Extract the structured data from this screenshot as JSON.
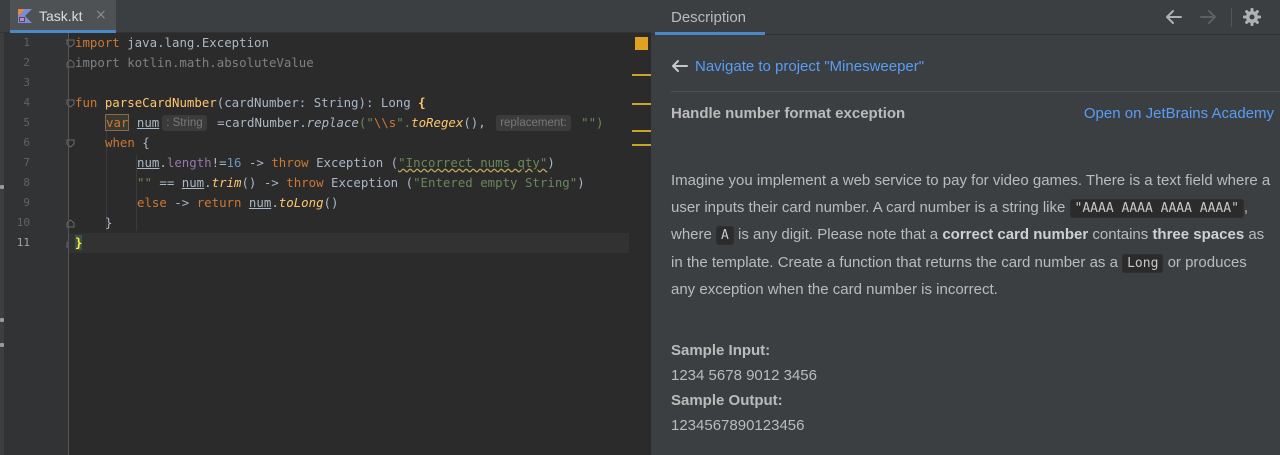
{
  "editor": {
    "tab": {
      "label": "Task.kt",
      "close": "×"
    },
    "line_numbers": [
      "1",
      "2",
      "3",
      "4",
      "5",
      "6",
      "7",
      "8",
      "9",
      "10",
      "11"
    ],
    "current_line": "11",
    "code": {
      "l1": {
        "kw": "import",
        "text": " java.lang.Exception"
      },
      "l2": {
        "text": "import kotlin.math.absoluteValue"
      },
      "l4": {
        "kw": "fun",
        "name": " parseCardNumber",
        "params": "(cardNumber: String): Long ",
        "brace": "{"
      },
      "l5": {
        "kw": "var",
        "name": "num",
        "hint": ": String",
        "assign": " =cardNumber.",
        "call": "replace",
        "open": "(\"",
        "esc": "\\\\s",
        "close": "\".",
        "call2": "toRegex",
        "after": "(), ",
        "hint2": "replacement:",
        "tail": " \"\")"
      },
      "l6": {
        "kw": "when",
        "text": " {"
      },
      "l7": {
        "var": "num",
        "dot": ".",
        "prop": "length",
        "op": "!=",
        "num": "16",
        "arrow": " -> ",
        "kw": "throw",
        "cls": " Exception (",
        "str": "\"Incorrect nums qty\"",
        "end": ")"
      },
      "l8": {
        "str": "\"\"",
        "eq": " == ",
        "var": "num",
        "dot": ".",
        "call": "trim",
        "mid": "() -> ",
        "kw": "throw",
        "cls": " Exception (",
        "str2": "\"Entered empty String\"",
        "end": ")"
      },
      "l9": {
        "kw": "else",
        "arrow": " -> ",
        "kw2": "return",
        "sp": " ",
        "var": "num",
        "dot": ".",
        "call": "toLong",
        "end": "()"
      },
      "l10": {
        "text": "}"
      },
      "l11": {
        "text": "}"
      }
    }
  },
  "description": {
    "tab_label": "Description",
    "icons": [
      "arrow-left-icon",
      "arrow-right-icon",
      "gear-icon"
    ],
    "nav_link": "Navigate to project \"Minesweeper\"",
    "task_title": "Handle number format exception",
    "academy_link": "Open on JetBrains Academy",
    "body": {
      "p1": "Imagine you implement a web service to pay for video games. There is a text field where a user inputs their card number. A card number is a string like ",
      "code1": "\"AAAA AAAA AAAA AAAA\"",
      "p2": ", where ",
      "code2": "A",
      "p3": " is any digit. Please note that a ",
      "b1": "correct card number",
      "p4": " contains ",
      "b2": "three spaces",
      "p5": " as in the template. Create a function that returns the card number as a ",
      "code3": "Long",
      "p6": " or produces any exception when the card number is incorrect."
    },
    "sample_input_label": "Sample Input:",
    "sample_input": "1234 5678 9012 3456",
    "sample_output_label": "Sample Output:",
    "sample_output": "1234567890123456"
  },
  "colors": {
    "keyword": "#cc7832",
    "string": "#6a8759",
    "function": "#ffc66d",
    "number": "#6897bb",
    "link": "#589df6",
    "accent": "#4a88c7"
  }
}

GOAL: Repeat all the records above exactly, leaving out any pictures.

EXERCISE RESULT:
Extract the structured data from this screenshot as JSON.
{
  "editor": {
    "tab": {
      "label": "Task.kt",
      "close": "×"
    },
    "line_numbers": [
      "1",
      "2",
      "3",
      "4",
      "5",
      "6",
      "7",
      "8",
      "9",
      "10",
      "11"
    ],
    "current_line": "11",
    "code": {
      "l1": {
        "kw": "import",
        "text": " java.lang.Exception"
      },
      "l2": {
        "text": "import kotlin.math.absoluteValue"
      },
      "l4": {
        "kw": "fun",
        "name": " parseCardNumber",
        "params": "(cardNumber: String): Long ",
        "brace": "{"
      },
      "l5": {
        "kw": "var",
        "name": "num",
        "hint": ": String",
        "assign": " =cardNumber.",
        "call": "replace",
        "open": "(\"",
        "esc": "\\\\s",
        "close": "\".",
        "call2": "toRegex",
        "after": "(), ",
        "hint2": "replacement:",
        "tail": " \"\")"
      },
      "l6": {
        "kw": "when",
        "text": " {"
      },
      "l7": {
        "var": "num",
        "dot": ".",
        "prop": "length",
        "op": "!=",
        "num": "16",
        "arrow": " -> ",
        "kw": "throw",
        "cls": " Exception (",
        "str": "\"Incorrect nums qty\"",
        "end": ")"
      },
      "l8": {
        "str": "\"\"",
        "eq": " == ",
        "var": "num",
        "dot": ".",
        "call": "trim",
        "mid": "() -> ",
        "kw": "throw",
        "cls": " Exception (",
        "str2": "\"Entered empty String\"",
        "end": ")"
      },
      "l9": {
        "kw": "else",
        "arrow": " -> ",
        "kw2": "return",
        "sp": " ",
        "var": "num",
        "dot": ".",
        "call": "toLong",
        "end": "()"
      },
      "l10": {
        "text": "}"
      },
      "l11": {
        "text": "}"
      }
    }
  },
  "description": {
    "tab_label": "Description",
    "icons": [
      "arrow-left-icon",
      "arrow-right-icon",
      "gear-icon"
    ],
    "nav_link": "Navigate to project \"Minesweeper\"",
    "task_title": "Handle number format exception",
    "academy_link": "Open on JetBrains Academy",
    "body": {
      "p1": "Imagine you implement a web service to pay for video games. There is a text field where a user inputs their card number. A card number is a string like ",
      "code1": "\"AAAA AAAA AAAA AAAA\"",
      "p2": ", where ",
      "code2": "A",
      "p3": " is any digit. Please note that a ",
      "b1": "correct card number",
      "p4": " contains ",
      "b2": "three spaces",
      "p5": " as in the template. Create a function that returns the card number as a ",
      "code3": "Long",
      "p6": " or produces any exception when the card number is incorrect."
    },
    "sample_input_label": "Sample Input:",
    "sample_input": "1234 5678 9012 3456",
    "sample_output_label": "Sample Output:",
    "sample_output": "1234567890123456"
  },
  "colors": {
    "keyword": "#cc7832",
    "string": "#6a8759",
    "function": "#ffc66d",
    "number": "#6897bb",
    "link": "#589df6",
    "accent": "#4a88c7"
  }
}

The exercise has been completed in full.